##### Available records

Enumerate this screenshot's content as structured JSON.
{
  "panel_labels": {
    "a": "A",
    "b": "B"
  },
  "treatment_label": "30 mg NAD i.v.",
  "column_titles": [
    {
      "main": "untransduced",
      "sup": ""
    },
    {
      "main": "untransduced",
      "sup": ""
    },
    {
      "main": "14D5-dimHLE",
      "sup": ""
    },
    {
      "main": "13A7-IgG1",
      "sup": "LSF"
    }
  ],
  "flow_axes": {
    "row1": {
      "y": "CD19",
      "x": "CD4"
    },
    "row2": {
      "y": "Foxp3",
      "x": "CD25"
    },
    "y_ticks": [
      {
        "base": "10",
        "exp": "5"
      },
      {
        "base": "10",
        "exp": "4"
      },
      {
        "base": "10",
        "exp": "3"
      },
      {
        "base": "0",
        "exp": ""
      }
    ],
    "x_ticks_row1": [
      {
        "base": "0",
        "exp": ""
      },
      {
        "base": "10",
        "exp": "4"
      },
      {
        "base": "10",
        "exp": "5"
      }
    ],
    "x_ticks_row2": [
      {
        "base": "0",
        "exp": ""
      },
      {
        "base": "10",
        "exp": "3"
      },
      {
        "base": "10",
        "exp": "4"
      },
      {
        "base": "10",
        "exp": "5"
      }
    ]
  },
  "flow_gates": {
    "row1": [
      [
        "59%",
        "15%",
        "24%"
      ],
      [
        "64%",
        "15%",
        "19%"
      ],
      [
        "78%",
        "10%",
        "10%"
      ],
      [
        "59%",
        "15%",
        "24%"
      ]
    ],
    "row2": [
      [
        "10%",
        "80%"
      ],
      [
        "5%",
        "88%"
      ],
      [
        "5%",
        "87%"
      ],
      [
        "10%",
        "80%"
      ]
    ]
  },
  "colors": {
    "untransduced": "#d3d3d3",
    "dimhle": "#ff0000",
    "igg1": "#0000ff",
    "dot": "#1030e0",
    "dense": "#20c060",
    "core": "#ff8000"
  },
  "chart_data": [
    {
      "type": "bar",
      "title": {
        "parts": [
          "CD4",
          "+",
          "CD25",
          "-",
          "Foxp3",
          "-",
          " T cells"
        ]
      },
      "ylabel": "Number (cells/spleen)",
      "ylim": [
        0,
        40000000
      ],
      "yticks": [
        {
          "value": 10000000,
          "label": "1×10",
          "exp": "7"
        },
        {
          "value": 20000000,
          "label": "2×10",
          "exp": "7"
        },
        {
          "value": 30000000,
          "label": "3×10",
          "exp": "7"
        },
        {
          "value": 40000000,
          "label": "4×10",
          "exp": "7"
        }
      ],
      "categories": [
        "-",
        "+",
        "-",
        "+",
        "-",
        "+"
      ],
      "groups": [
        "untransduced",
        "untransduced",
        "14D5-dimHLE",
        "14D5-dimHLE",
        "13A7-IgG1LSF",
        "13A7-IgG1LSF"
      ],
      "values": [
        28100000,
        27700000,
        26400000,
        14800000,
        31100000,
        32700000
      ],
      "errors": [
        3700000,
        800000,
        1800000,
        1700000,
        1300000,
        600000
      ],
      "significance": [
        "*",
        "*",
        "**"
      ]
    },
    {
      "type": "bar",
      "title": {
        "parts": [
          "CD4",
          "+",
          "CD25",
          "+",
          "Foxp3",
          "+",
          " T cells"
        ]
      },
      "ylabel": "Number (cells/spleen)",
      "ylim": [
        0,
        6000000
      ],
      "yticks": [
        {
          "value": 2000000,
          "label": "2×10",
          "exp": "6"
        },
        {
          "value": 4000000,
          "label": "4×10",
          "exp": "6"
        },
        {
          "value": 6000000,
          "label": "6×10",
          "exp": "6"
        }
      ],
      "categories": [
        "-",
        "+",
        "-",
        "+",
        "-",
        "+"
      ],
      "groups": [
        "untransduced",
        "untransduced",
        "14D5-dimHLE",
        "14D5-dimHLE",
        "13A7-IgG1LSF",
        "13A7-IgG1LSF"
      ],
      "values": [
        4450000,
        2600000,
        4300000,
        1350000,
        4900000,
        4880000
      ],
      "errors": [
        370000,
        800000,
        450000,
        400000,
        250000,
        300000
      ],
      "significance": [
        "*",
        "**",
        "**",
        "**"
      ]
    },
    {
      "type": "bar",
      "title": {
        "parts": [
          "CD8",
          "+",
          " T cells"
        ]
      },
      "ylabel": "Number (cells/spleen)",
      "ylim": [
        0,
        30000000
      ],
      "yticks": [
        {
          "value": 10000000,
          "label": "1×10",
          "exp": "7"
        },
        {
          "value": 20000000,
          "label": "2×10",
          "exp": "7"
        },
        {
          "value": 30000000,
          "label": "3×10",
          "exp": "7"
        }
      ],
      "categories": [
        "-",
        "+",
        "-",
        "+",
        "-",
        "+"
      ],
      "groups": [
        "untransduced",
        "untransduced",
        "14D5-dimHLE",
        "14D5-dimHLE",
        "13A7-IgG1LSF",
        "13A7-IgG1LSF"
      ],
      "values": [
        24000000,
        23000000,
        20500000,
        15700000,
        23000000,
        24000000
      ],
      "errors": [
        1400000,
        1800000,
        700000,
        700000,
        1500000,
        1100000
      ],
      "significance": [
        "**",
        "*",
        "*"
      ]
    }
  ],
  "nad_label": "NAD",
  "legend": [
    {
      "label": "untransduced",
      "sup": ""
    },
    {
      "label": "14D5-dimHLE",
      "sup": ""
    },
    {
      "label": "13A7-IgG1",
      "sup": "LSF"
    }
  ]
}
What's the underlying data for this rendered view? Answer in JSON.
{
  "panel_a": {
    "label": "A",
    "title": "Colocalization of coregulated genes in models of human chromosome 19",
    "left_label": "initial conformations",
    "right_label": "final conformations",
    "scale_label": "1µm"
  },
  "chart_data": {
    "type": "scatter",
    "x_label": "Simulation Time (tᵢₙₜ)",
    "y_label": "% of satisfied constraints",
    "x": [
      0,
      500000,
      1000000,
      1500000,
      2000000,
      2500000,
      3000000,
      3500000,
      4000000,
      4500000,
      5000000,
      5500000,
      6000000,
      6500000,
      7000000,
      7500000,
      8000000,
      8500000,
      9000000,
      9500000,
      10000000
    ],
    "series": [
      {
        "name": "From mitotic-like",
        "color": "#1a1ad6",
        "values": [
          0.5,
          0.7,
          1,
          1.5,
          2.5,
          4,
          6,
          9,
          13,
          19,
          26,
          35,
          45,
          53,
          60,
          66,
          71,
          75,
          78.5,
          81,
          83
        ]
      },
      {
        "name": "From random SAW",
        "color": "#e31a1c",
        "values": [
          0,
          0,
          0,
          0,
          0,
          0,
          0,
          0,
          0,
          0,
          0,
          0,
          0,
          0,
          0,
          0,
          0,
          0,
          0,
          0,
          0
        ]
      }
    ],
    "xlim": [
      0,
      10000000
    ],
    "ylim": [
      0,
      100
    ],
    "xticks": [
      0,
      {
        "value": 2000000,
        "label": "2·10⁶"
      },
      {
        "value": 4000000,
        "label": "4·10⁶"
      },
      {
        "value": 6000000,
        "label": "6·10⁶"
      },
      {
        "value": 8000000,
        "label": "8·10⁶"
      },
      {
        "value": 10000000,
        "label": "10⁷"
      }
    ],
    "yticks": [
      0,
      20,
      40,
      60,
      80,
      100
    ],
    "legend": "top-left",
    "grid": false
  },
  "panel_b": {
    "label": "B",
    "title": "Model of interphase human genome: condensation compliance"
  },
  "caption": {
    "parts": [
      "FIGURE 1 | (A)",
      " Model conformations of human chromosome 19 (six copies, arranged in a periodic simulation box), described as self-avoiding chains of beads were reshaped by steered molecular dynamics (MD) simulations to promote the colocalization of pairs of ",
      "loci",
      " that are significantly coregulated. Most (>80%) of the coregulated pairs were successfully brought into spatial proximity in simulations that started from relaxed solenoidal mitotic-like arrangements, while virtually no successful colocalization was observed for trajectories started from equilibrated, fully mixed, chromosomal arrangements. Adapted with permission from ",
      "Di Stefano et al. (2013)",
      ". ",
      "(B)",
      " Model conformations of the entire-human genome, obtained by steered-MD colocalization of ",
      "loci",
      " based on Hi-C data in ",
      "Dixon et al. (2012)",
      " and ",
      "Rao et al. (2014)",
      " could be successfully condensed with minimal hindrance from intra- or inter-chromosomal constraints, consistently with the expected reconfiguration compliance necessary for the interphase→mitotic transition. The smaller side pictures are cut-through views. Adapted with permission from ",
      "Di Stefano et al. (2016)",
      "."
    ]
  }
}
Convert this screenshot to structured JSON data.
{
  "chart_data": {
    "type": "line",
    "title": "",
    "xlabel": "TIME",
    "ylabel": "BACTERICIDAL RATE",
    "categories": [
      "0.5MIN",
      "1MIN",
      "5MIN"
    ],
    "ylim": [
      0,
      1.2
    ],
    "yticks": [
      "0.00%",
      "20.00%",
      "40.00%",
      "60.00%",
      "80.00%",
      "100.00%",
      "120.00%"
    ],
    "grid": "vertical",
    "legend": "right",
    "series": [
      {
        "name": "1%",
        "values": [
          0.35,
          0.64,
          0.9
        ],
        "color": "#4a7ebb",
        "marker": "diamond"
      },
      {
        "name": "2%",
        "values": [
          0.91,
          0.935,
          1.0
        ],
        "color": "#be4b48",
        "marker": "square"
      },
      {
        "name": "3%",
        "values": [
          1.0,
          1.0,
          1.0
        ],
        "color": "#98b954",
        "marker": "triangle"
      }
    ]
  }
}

##########

Directions:
Count lines above with the word "screenshot". Give the number only.

Solution:
2